What is the number of lines containing the word "content"? Give that number alone.

-- Data records --
********************
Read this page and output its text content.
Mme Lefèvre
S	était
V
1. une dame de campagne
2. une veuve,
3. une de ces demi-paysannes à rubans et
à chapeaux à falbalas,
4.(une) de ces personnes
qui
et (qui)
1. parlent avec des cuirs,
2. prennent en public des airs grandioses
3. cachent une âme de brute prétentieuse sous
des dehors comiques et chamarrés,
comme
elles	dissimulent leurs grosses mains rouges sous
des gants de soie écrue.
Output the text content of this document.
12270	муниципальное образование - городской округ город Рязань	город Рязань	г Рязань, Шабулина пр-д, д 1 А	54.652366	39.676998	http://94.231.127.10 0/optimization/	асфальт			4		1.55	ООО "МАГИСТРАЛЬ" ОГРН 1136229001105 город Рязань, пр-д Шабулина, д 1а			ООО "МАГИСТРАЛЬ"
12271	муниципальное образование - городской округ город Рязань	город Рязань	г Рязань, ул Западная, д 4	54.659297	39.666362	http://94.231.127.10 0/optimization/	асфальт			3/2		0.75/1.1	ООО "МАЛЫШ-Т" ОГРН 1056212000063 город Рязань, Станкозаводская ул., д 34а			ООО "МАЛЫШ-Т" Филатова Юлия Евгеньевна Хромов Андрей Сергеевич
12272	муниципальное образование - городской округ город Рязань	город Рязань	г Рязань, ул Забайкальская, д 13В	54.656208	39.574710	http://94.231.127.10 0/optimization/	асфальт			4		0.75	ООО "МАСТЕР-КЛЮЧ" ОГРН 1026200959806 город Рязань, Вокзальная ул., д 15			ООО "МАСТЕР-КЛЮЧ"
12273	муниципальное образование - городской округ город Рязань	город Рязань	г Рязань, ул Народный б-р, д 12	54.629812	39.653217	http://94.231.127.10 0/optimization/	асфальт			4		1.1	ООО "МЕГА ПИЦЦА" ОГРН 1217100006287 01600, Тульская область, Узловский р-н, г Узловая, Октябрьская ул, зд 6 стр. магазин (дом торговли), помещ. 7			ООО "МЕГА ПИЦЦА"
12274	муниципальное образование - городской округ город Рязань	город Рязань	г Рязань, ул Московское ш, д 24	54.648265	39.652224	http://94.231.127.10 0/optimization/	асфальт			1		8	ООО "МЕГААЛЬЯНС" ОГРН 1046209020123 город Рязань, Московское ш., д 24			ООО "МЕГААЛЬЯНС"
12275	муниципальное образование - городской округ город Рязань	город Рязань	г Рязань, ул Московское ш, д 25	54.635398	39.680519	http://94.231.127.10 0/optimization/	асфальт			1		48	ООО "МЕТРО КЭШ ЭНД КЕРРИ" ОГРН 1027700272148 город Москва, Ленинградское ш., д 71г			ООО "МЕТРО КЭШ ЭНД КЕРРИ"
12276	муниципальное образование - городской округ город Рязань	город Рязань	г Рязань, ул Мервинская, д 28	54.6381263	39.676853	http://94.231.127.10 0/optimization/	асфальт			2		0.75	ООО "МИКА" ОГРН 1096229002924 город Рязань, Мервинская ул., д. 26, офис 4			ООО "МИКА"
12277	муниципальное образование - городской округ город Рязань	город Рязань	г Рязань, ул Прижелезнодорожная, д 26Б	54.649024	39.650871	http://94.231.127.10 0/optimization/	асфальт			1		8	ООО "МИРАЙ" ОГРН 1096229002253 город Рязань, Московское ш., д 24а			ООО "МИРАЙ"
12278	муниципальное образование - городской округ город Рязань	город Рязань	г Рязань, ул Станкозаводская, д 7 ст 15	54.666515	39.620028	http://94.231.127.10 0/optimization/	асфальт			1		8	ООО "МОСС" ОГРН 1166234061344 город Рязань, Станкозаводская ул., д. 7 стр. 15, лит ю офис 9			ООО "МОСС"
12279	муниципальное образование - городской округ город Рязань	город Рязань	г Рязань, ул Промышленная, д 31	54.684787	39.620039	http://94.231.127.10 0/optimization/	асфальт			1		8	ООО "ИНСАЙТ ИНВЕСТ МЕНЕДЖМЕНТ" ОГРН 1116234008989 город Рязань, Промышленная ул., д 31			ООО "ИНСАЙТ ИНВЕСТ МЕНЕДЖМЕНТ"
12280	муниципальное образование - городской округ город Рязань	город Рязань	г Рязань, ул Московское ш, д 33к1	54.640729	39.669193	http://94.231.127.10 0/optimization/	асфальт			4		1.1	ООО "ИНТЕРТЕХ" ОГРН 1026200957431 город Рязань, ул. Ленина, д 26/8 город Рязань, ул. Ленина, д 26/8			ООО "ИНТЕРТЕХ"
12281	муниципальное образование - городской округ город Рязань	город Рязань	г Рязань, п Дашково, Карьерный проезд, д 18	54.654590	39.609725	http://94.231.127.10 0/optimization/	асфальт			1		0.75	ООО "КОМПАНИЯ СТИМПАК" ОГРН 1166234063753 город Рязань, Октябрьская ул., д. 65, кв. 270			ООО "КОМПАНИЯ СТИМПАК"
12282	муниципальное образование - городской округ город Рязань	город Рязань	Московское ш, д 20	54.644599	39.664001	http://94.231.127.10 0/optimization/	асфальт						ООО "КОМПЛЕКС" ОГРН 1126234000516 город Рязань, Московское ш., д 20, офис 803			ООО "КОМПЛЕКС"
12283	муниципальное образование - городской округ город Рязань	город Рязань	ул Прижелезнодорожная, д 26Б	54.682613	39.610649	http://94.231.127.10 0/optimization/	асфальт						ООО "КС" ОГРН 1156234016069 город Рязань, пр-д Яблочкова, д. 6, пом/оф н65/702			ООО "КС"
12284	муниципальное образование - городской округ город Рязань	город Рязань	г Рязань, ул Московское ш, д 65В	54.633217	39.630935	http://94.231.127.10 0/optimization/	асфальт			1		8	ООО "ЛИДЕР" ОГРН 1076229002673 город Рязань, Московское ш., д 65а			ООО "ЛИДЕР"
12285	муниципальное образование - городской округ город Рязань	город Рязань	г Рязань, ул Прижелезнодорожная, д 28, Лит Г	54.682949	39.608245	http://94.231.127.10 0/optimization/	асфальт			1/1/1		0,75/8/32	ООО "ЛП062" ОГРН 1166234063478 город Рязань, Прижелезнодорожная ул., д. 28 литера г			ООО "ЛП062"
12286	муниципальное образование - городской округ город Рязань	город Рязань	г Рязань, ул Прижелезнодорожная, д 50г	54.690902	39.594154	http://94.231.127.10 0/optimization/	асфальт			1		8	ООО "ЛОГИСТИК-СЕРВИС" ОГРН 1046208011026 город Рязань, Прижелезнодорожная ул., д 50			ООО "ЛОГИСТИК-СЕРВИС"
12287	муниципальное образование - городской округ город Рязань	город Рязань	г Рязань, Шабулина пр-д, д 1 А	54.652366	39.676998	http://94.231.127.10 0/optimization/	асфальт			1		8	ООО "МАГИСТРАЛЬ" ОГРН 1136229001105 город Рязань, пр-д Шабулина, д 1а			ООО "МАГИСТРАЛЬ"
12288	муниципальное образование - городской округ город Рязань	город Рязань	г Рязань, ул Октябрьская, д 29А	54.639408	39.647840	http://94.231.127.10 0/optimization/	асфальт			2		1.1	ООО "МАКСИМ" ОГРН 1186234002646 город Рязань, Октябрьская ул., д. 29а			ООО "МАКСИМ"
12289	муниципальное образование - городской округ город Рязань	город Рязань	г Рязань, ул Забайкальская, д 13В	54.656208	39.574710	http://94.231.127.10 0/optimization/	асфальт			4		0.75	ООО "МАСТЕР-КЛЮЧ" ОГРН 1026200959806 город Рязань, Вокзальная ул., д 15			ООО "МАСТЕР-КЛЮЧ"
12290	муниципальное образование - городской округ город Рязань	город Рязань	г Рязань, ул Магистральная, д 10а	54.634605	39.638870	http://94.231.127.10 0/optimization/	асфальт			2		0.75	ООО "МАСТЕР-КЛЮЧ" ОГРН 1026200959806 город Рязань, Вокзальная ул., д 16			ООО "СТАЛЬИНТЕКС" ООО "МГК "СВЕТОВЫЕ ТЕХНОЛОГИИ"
********************
-- Exercise output --
2